Data entries:
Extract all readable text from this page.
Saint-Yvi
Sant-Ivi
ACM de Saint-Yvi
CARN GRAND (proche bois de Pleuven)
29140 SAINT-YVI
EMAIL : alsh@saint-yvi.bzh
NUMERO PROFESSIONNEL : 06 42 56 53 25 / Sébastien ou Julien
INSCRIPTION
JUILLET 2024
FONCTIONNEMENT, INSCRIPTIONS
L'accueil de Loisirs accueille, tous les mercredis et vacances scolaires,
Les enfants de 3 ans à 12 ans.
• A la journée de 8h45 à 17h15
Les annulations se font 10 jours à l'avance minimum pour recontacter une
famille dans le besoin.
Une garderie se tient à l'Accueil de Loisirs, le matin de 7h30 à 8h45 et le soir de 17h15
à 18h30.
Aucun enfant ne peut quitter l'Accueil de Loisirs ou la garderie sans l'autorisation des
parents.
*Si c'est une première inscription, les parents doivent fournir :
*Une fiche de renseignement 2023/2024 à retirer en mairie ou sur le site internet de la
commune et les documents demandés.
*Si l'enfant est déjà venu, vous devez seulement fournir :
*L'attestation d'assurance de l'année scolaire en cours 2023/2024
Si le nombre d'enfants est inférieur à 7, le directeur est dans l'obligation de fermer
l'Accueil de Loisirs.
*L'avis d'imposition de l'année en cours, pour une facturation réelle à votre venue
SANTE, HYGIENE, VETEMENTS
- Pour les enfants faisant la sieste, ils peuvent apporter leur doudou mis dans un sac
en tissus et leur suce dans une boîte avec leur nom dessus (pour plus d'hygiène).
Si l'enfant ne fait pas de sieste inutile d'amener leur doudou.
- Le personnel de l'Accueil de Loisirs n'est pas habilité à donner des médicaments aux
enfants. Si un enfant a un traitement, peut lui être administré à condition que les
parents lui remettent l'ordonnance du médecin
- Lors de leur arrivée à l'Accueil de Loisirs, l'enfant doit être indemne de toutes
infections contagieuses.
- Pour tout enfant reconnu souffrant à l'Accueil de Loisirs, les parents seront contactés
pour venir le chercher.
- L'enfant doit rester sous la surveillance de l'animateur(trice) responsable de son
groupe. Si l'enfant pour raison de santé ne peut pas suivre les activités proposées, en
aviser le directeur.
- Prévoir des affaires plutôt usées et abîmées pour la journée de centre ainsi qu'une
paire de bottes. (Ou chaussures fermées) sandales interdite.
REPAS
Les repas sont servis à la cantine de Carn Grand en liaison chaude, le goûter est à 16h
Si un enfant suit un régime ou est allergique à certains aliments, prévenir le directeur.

GOAL: Write out every entry exactly as given.

REPLY:
Extract all readable text from this page.
Saint-Yvi
Sant-Ivi
ACM de Saint-Yvi
CARN GRAND (proche bois de Pleuven)
29140 SAINT-YVI
EMAIL : alsh@saint-yvi.bzh
NUMERO PROFESSIONNEL : 06 42 56 53 25 / Sébastien ou Julien
INSCRIPTION
JUILLET 2024
FONCTIONNEMENT, INSCRIPTIONS
L'accueil de Loisirs accueille, tous les mercredis et vacances scolaires,
Les enfants de 3 ans à 12 ans.
• A la journée de 8h45 à 17h15
Les annulations se font 10 jours à l'avance minimum pour recontacter une
famille dans le besoin.
Une garderie se tient à l'Accueil de Loisirs, le matin de 7h30 à 8h45 et le soir de 17h15
à 18h30.
Aucun enfant ne peut quitter l'Accueil de Loisirs ou la garderie sans l'autorisation des
parents.
*Si c'est une première inscription, les parents doivent fournir :
*Une fiche de renseignement 2023/2024 à retirer en mairie ou sur le site internet de la
commune et les documents demandés.
*Si l'enfant est déjà venu, vous devez seulement fournir :
*L'attestation d'assurance de l'année scolaire en cours 2023/2024
Si le nombre d'enfants est inférieur à 7, le directeur est dans l'obligation de fermer
l'Accueil de Loisirs.
*L'avis d'imposition de l'année en cours, pour une facturation réelle à votre venue
SANTE, HYGIENE, VETEMENTS
- Pour les enfants faisant la sieste, ils peuvent apporter leur doudou mis dans un sac
en tissus et leur suce dans une boîte avec leur nom dessus (pour plus d'hygiène).
Si l'enfant ne fait pas de sieste inutile d'amener leur doudou.
- Le personnel de l'Accueil de Loisirs n'est pas habilité à donner des médicaments aux
enfants. Si un enfant a un traitement, peut lui être administré à condition que les
parents lui remettent l'ordonnance du médecin
- Lors de leur arrivée à l'Accueil de Loisirs, l'enfant doit être indemne de toutes
infections contagieuses.
- Pour tout enfant reconnu souffrant à l'Accueil de Loisirs, les parents seront contactés
pour venir le chercher.
- L'enfant doit rester sous la surveillance de l'animateur(trice) responsable de son
groupe. Si l'enfant pour raison de santé ne peut pas suivre les activités proposées, en
aviser le directeur.
- Prévoir des affaires plutôt usées et abîmées pour la journée de centre ainsi qu'une
paire de bottes. (Ou chaussures fermées) sandales interdite.
REPAS
Les repas sont servis à la cantine de Carn Grand en liaison chaude, le goûter est à 16h
Si un enfant suit un régime ou est allergique à certains aliments, prévenir le directeur.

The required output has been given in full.